DIRECTIVE:
Omit the pictures and return every entry exactly as written.
## begin RECORDS PROVIDED
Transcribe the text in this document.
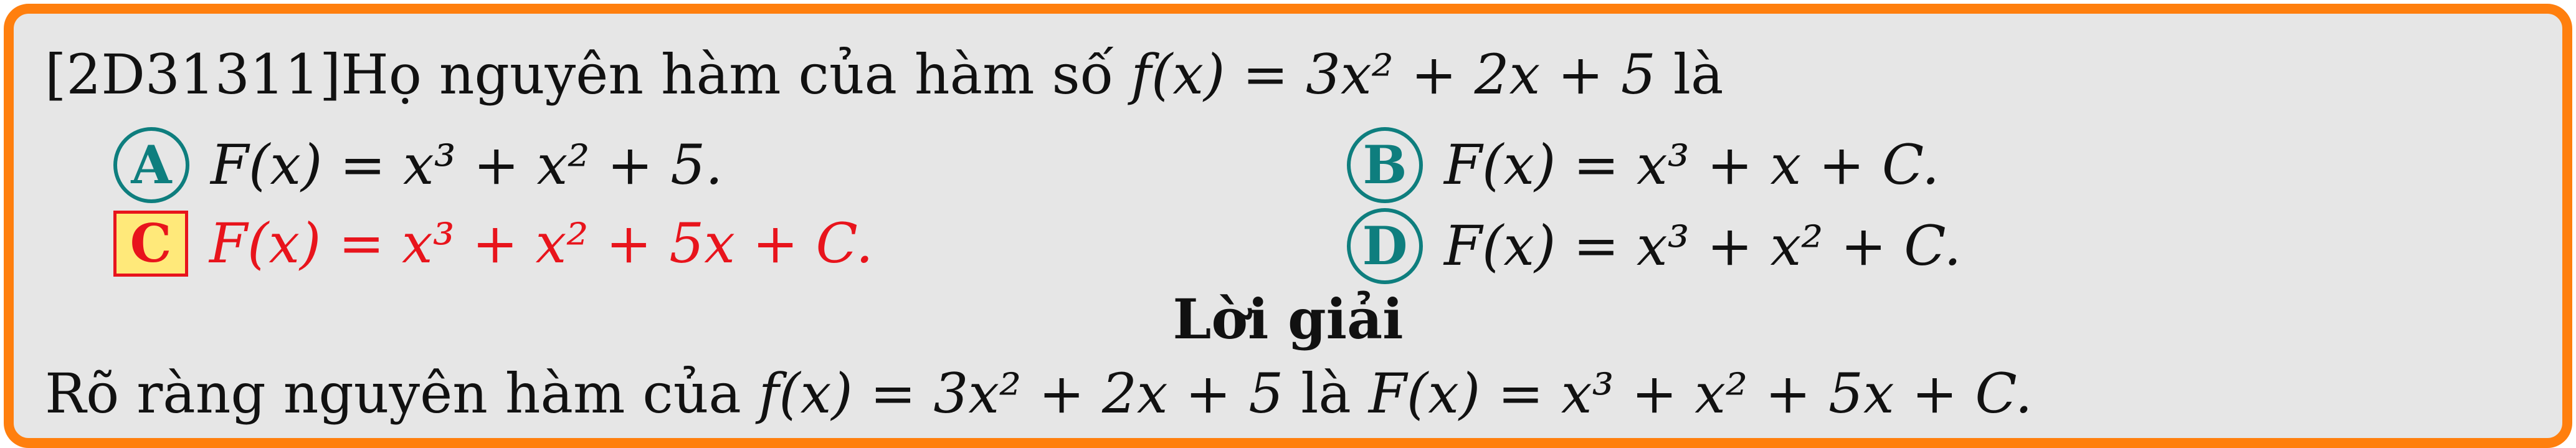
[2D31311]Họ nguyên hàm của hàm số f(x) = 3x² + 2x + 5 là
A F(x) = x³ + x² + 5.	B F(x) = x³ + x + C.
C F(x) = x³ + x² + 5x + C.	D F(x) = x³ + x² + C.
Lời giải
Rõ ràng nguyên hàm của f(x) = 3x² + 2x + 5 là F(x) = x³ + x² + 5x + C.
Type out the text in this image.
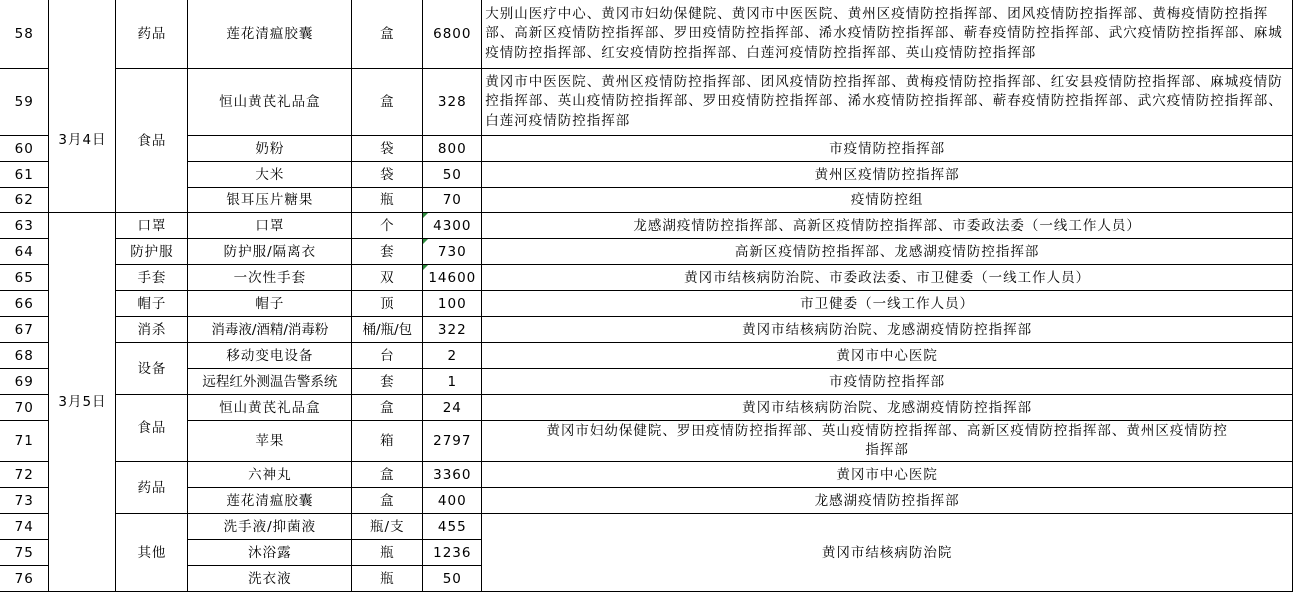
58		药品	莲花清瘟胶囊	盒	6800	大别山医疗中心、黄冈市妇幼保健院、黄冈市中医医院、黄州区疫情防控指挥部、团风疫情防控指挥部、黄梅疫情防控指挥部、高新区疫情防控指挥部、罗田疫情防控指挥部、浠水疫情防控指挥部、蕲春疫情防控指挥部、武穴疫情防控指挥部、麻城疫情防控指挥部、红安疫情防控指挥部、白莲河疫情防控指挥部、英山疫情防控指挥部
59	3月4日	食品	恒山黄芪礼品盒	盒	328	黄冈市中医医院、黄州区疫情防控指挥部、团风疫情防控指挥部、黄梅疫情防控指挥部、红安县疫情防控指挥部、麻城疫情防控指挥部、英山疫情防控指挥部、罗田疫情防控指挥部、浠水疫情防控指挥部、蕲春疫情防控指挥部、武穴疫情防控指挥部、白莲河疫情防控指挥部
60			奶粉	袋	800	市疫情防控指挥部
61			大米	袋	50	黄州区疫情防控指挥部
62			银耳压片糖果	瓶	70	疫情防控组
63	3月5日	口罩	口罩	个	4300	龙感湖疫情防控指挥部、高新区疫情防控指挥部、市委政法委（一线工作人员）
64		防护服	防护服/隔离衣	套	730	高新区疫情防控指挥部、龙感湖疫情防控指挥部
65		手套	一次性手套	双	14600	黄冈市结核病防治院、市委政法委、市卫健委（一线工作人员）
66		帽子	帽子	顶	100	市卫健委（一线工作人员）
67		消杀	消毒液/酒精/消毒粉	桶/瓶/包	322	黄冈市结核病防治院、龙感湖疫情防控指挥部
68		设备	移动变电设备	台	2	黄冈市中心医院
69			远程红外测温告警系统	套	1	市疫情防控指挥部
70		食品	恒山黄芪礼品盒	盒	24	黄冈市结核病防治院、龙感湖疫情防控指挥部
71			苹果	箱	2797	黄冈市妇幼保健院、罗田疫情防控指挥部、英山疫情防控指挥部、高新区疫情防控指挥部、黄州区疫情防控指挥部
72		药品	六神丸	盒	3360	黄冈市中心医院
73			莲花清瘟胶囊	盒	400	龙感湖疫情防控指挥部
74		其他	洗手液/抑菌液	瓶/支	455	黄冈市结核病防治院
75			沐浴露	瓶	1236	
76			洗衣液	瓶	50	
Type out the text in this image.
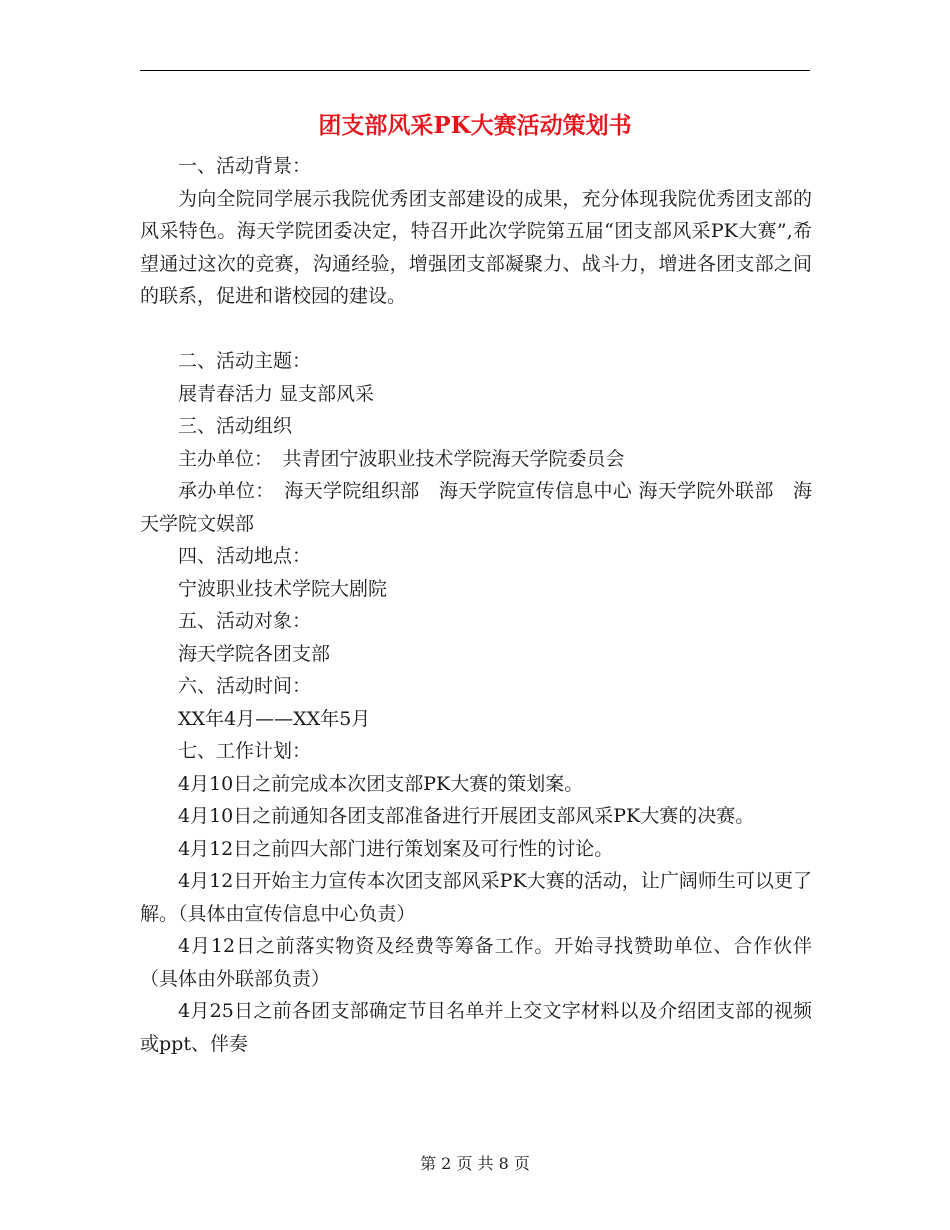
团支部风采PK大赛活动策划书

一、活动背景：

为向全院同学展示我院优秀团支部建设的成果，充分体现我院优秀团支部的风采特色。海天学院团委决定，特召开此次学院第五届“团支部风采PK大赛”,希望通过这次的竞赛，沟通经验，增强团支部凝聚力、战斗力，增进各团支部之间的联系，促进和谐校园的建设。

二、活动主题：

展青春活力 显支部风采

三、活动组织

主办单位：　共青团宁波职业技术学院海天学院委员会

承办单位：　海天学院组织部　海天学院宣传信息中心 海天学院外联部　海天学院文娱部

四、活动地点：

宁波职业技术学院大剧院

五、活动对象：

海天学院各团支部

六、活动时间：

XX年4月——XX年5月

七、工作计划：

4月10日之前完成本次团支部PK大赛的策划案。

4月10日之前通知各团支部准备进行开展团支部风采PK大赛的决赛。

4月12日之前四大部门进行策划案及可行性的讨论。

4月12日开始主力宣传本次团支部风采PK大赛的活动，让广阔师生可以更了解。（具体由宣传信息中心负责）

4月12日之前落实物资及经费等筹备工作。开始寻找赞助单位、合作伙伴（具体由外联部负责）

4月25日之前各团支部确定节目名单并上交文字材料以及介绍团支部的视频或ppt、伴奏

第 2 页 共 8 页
## end RECORDS PROVIDED
TASK OUTPUT:
Transcribe the text in this document.
[2D31311]Họ nguyên hàm của hàm số f(x) = 3x² + 2x + 5 là
A F(x) = x³ + x² + 5.	B F(x) = x³ + x + C.
C F(x) = x³ + x² + 5x + C.	D F(x) = x³ + x² + C.
Lời giải
Rõ ràng nguyên hàm của f(x) = 3x² + 2x + 5 là F(x) = x³ + x² + 5x + C.
Type out the text in this image.
58		药品	莲花清瘟胶囊	盒	6800	大别山医疗中心、黄冈市妇幼保健院、黄冈市中医医院、黄州区疫情防控指挥部、团风疫情防控指挥部、黄梅疫情防控指挥部、高新区疫情防控指挥部、罗田疫情防控指挥部、浠水疫情防控指挥部、蕲春疫情防控指挥部、武穴疫情防控指挥部、麻城疫情防控指挥部、红安疫情防控指挥部、白莲河疫情防控指挥部、英山疫情防控指挥部
59	3月4日	食品	恒山黄芪礼品盒	盒	328	黄冈市中医医院、黄州区疫情防控指挥部、团风疫情防控指挥部、黄梅疫情防控指挥部、红安县疫情防控指挥部、麻城疫情防控指挥部、英山疫情防控指挥部、罗田疫情防控指挥部、浠水疫情防控指挥部、蕲春疫情防控指挥部、武穴疫情防控指挥部、白莲河疫情防控指挥部
60			奶粉	袋	800	市疫情防控指挥部
61			大米	袋	50	黄州区疫情防控指挥部
62			银耳压片糖果	瓶	70	疫情防控组
63	3月5日	口罩	口罩	个	4300	龙感湖疫情防控指挥部、高新区疫情防控指挥部、市委政法委（一线工作人员）
64		防护服	防护服/隔离衣	套	730	高新区疫情防控指挥部、龙感湖疫情防控指挥部
65		手套	一次性手套	双	14600	黄冈市结核病防治院、市委政法委、市卫健委（一线工作人员）
66		帽子	帽子	顶	100	市卫健委（一线工作人员）
67		消杀	消毒液/酒精/消毒粉	桶/瓶/包	322	黄冈市结核病防治院、龙感湖疫情防控指挥部
68		设备	移动变电设备	台	2	黄冈市中心医院
69			远程红外测温告警系统	套	1	市疫情防控指挥部
70		食品	恒山黄芪礼品盒	盒	24	黄冈市结核病防治院、龙感湖疫情防控指挥部
71			苹果	箱	2797	黄冈市妇幼保健院、罗田疫情防控指挥部、英山疫情防控指挥部、高新区疫情防控指挥部、黄州区疫情防控指挥部
72		药品	六神丸	盒	3360	黄冈市中心医院
73			莲花清瘟胶囊	盒	400	龙感湖疫情防控指挥部
74		其他	洗手液/抑菌液	瓶/支	455	黄冈市结核病防治院
75			沐浴露	瓶	1236	
76			洗衣液	瓶	50	
Type out the text in this image.
团支部风采PK大赛活动策划书

一、活动背景：

为向全院同学展示我院优秀团支部建设的成果，充分体现我院优秀团支部的风采特色。海天学院团委决定，特召开此次学院第五届“团支部风采PK大赛”,希望通过这次的竞赛，沟通经验，增强团支部凝聚力、战斗力，增进各团支部之间的联系，促进和谐校园的建设。

二、活动主题：

展青春活力 显支部风采

三、活动组织

主办单位：　共青团宁波职业技术学院海天学院委员会

承办单位：　海天学院组织部　海天学院宣传信息中心 海天学院外联部　海天学院文娱部

四、活动地点：

宁波职业技术学院大剧院

五、活动对象：

海天学院各团支部

六、活动时间：

XX年4月——XX年5月

七、工作计划：

4月10日之前完成本次团支部PK大赛的策划案。

4月10日之前通知各团支部准备进行开展团支部风采PK大赛的决赛。

4月12日之前四大部门进行策划案及可行性的讨论。

4月12日开始主力宣传本次团支部风采PK大赛的活动，让广阔师生可以更了解。（具体由宣传信息中心负责）

4月12日之前落实物资及经费等筹备工作。开始寻找赞助单位、合作伙伴（具体由外联部负责）

4月25日之前各团支部确定节目名单并上交文字材料以及介绍团支部的视频或ppt、伴奏

第 2 页 共 8 页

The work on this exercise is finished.